DIRECTIVE - Transcribe every line exactly. Leave the pictures behind.

(Dataset listings of figures)
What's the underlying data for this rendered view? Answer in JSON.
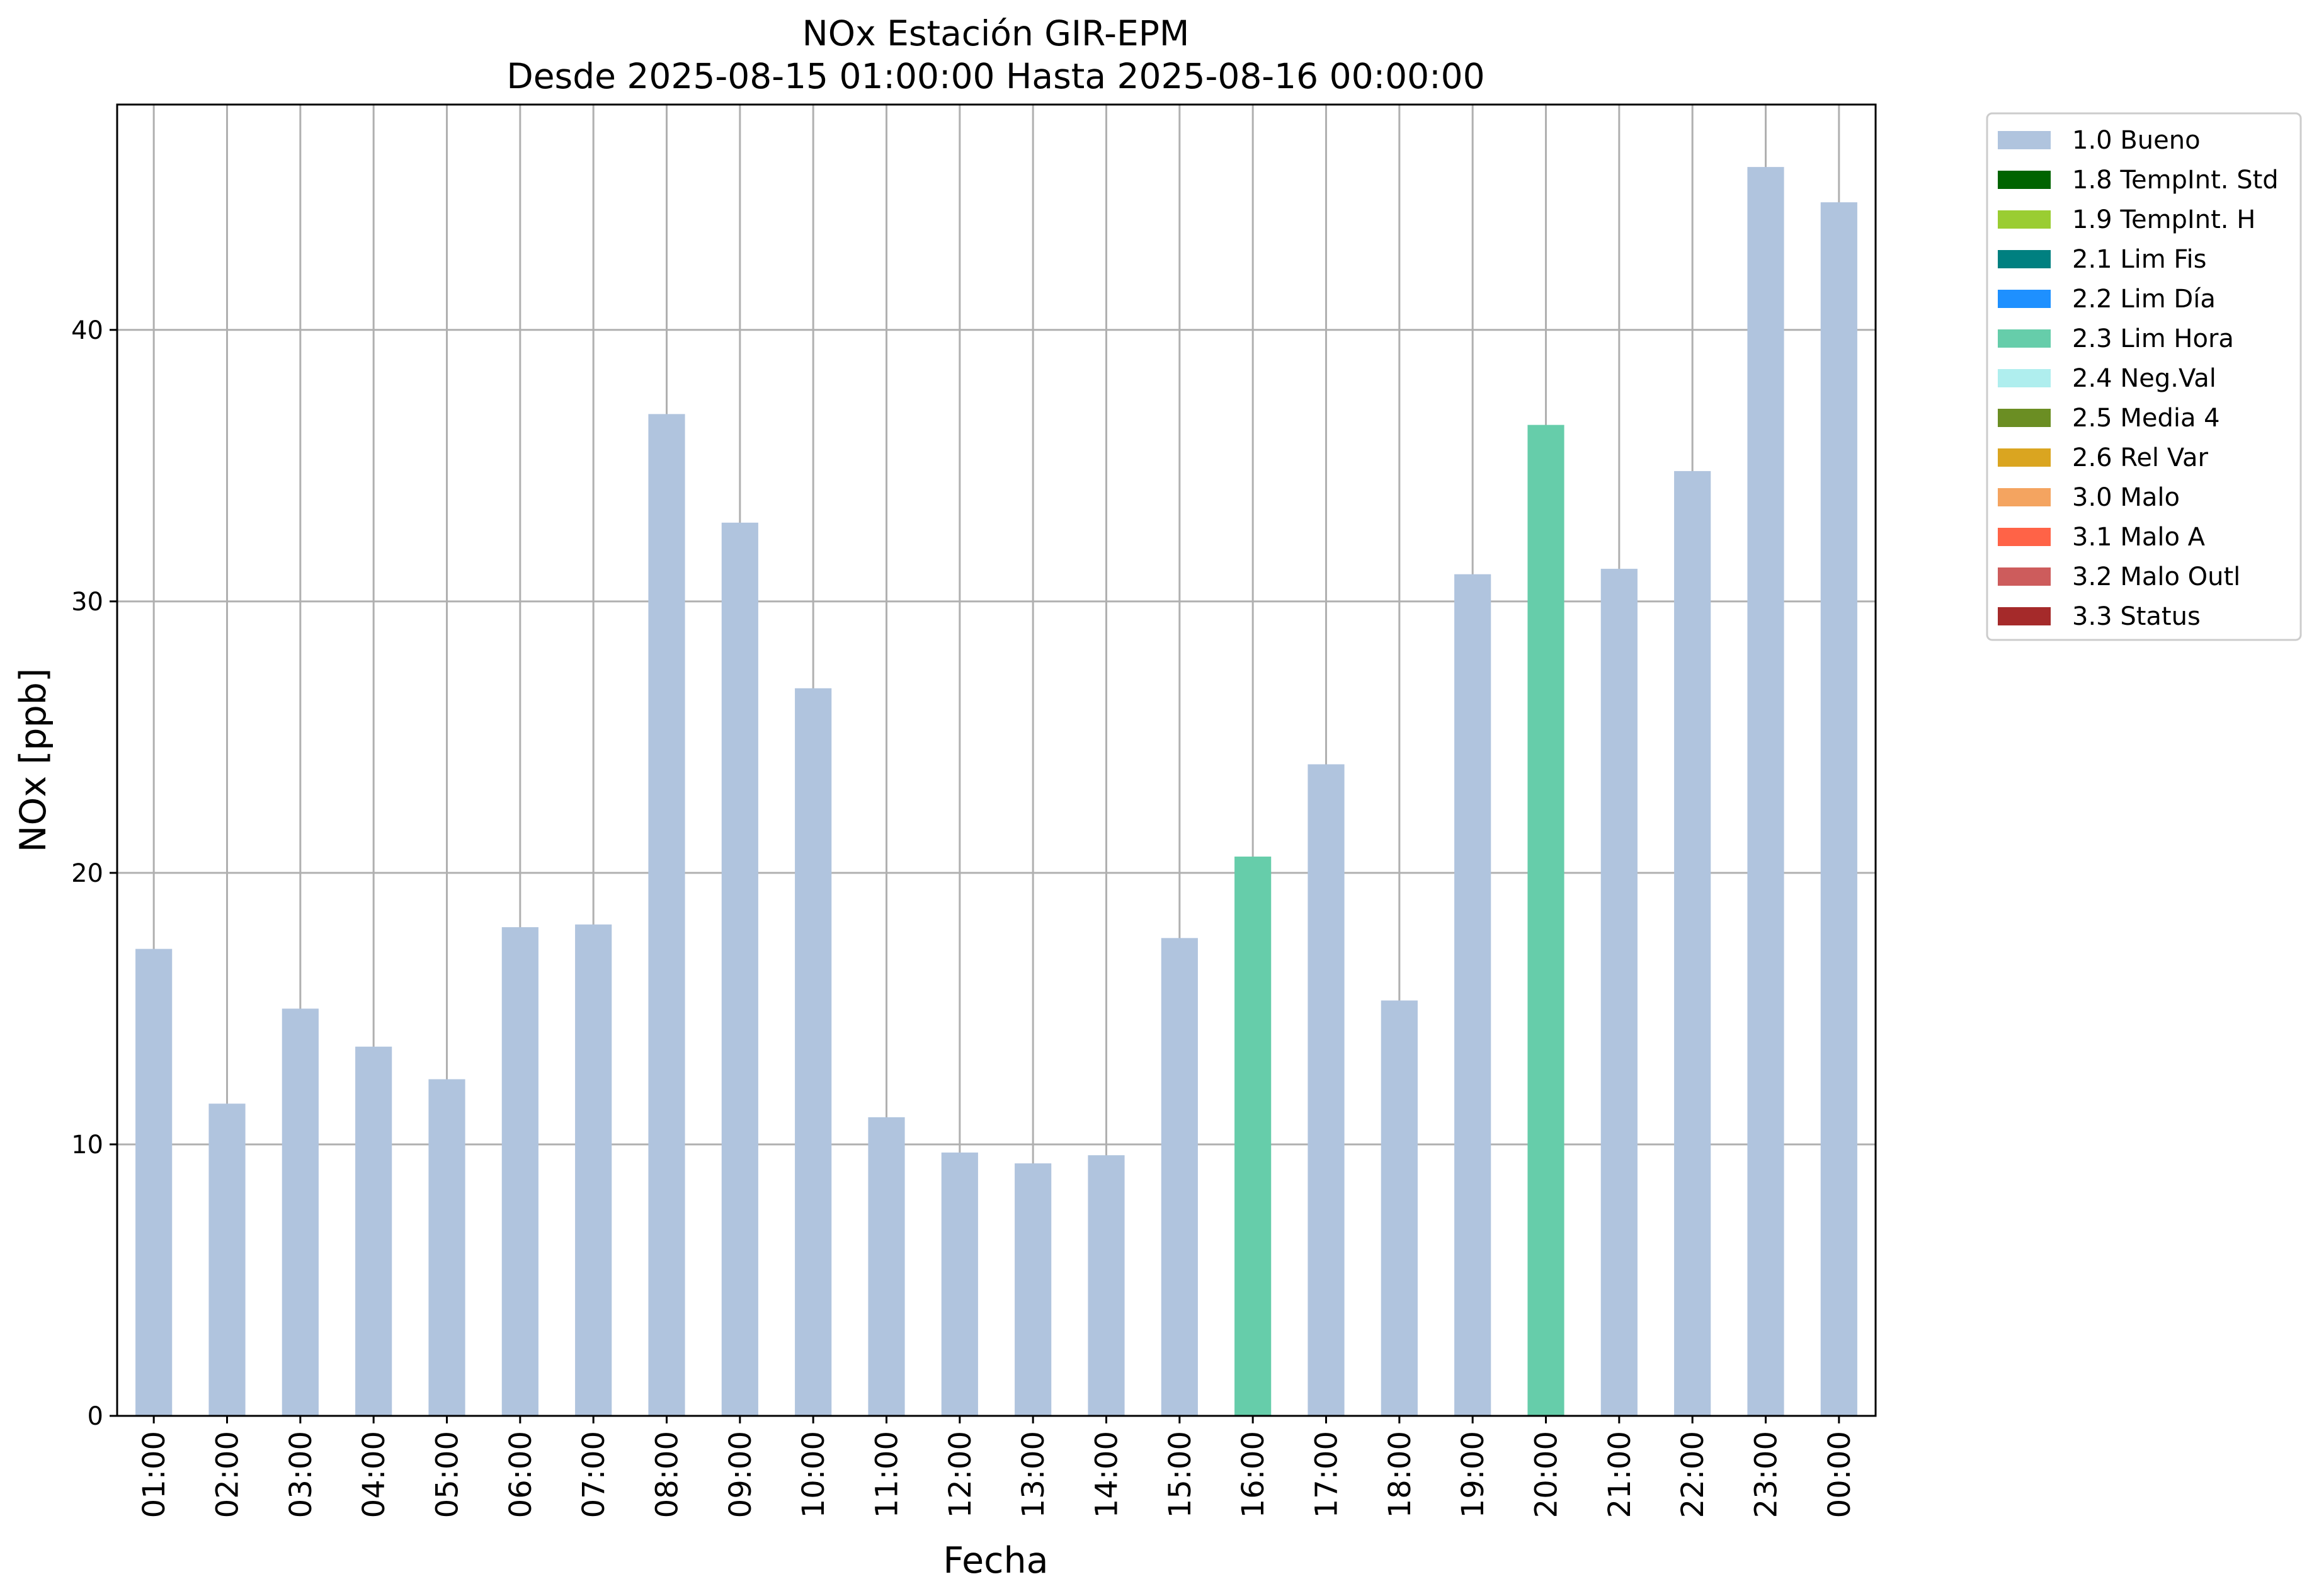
{
  "chart_data": {
    "type": "bar",
    "title": "NOx Estación GIR-EPM",
    "subtitle": "Desde 2025-08-15 01:00:00 Hasta 2025-08-16 00:00:00",
    "xlabel": "Fecha",
    "ylabel": "NOx [ppb]",
    "ylim": [
      0,
      48.3
    ],
    "yticks": [
      "0",
      "10",
      "20",
      "30",
      "40"
    ],
    "grid": true,
    "legend_position": "outside-top-right",
    "categories": [
      "01:00",
      "02:00",
      "03:00",
      "04:00",
      "05:00",
      "06:00",
      "07:00",
      "08:00",
      "09:00",
      "10:00",
      "11:00",
      "12:00",
      "13:00",
      "14:00",
      "15:00",
      "16:00",
      "17:00",
      "18:00",
      "19:00",
      "20:00",
      "21:00",
      "22:00",
      "23:00",
      "00:00"
    ],
    "values": [
      17.2,
      11.5,
      15.0,
      13.6,
      12.4,
      18.0,
      18.1,
      36.9,
      32.9,
      26.8,
      11.0,
      9.7,
      9.3,
      9.6,
      17.6,
      20.6,
      24.0,
      15.3,
      31.0,
      36.5,
      31.2,
      34.8,
      46.0,
      44.7
    ],
    "quality": [
      "1.0 Bueno",
      "1.0 Bueno",
      "1.0 Bueno",
      "1.0 Bueno",
      "1.0 Bueno",
      "1.0 Bueno",
      "1.0 Bueno",
      "1.0 Bueno",
      "1.0 Bueno",
      "1.0 Bueno",
      "1.0 Bueno",
      "1.0 Bueno",
      "1.0 Bueno",
      "1.0 Bueno",
      "1.0 Bueno",
      "2.3 Lim Hora",
      "1.0 Bueno",
      "1.0 Bueno",
      "1.0 Bueno",
      "2.3 Lim Hora",
      "1.0 Bueno",
      "1.0 Bueno",
      "1.0 Bueno",
      "1.0 Bueno"
    ],
    "legend": [
      {
        "label": "1.0 Bueno",
        "color": "#b0c4de"
      },
      {
        "label": "1.8 TempInt. Std",
        "color": "#006400"
      },
      {
        "label": "1.9 TempInt. H",
        "color": "#9acd32"
      },
      {
        "label": "2.1 Lim Fis",
        "color": "#008080"
      },
      {
        "label": "2.2 Lim Día",
        "color": "#1e90ff"
      },
      {
        "label": "2.3 Lim Hora",
        "color": "#66cdaa"
      },
      {
        "label": "2.4 Neg.Val",
        "color": "#afeeee"
      },
      {
        "label": "2.5 Media 4",
        "color": "#6b8e23"
      },
      {
        "label": "2.6 Rel Var",
        "color": "#daa520"
      },
      {
        "label": "3.0 Malo",
        "color": "#f4a460"
      },
      {
        "label": "3.1 Malo A",
        "color": "#ff6347"
      },
      {
        "label": "3.2 Malo Outl",
        "color": "#cd5c5c"
      },
      {
        "label": "3.3 Status",
        "color": "#a52a2a"
      }
    ]
  }
}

SOLVED EXERCISE -
What's the underlying data for this rendered view? Answer in JSON.
{
  "chart_data": {
    "type": "bar",
    "title": "NOx Estación GIR-EPM",
    "subtitle": "Desde 2025-08-15 01:00:00 Hasta 2025-08-16 00:00:00",
    "xlabel": "Fecha",
    "ylabel": "NOx [ppb]",
    "ylim": [
      0,
      48.3
    ],
    "yticks": [
      "0",
      "10",
      "20",
      "30",
      "40"
    ],
    "grid": true,
    "legend_position": "outside-top-right",
    "categories": [
      "01:00",
      "02:00",
      "03:00",
      "04:00",
      "05:00",
      "06:00",
      "07:00",
      "08:00",
      "09:00",
      "10:00",
      "11:00",
      "12:00",
      "13:00",
      "14:00",
      "15:00",
      "16:00",
      "17:00",
      "18:00",
      "19:00",
      "20:00",
      "21:00",
      "22:00",
      "23:00",
      "00:00"
    ],
    "values": [
      17.2,
      11.5,
      15.0,
      13.6,
      12.4,
      18.0,
      18.1,
      36.9,
      32.9,
      26.8,
      11.0,
      9.7,
      9.3,
      9.6,
      17.6,
      20.6,
      24.0,
      15.3,
      31.0,
      36.5,
      31.2,
      34.8,
      46.0,
      44.7
    ],
    "quality": [
      "1.0 Bueno",
      "1.0 Bueno",
      "1.0 Bueno",
      "1.0 Bueno",
      "1.0 Bueno",
      "1.0 Bueno",
      "1.0 Bueno",
      "1.0 Bueno",
      "1.0 Bueno",
      "1.0 Bueno",
      "1.0 Bueno",
      "1.0 Bueno",
      "1.0 Bueno",
      "1.0 Bueno",
      "1.0 Bueno",
      "2.3 Lim Hora",
      "1.0 Bueno",
      "1.0 Bueno",
      "1.0 Bueno",
      "2.3 Lim Hora",
      "1.0 Bueno",
      "1.0 Bueno",
      "1.0 Bueno",
      "1.0 Bueno"
    ],
    "legend": [
      {
        "label": "1.0 Bueno",
        "color": "#b0c4de"
      },
      {
        "label": "1.8 TempInt. Std",
        "color": "#006400"
      },
      {
        "label": "1.9 TempInt. H",
        "color": "#9acd32"
      },
      {
        "label": "2.1 Lim Fis",
        "color": "#008080"
      },
      {
        "label": "2.2 Lim Día",
        "color": "#1e90ff"
      },
      {
        "label": "2.3 Lim Hora",
        "color": "#66cdaa"
      },
      {
        "label": "2.4 Neg.Val",
        "color": "#afeeee"
      },
      {
        "label": "2.5 Media 4",
        "color": "#6b8e23"
      },
      {
        "label": "2.6 Rel Var",
        "color": "#daa520"
      },
      {
        "label": "3.0 Malo",
        "color": "#f4a460"
      },
      {
        "label": "3.1 Malo A",
        "color": "#ff6347"
      },
      {
        "label": "3.2 Malo Outl",
        "color": "#cd5c5c"
      },
      {
        "label": "3.3 Status",
        "color": "#a52a2a"
      }
    ]
  }
}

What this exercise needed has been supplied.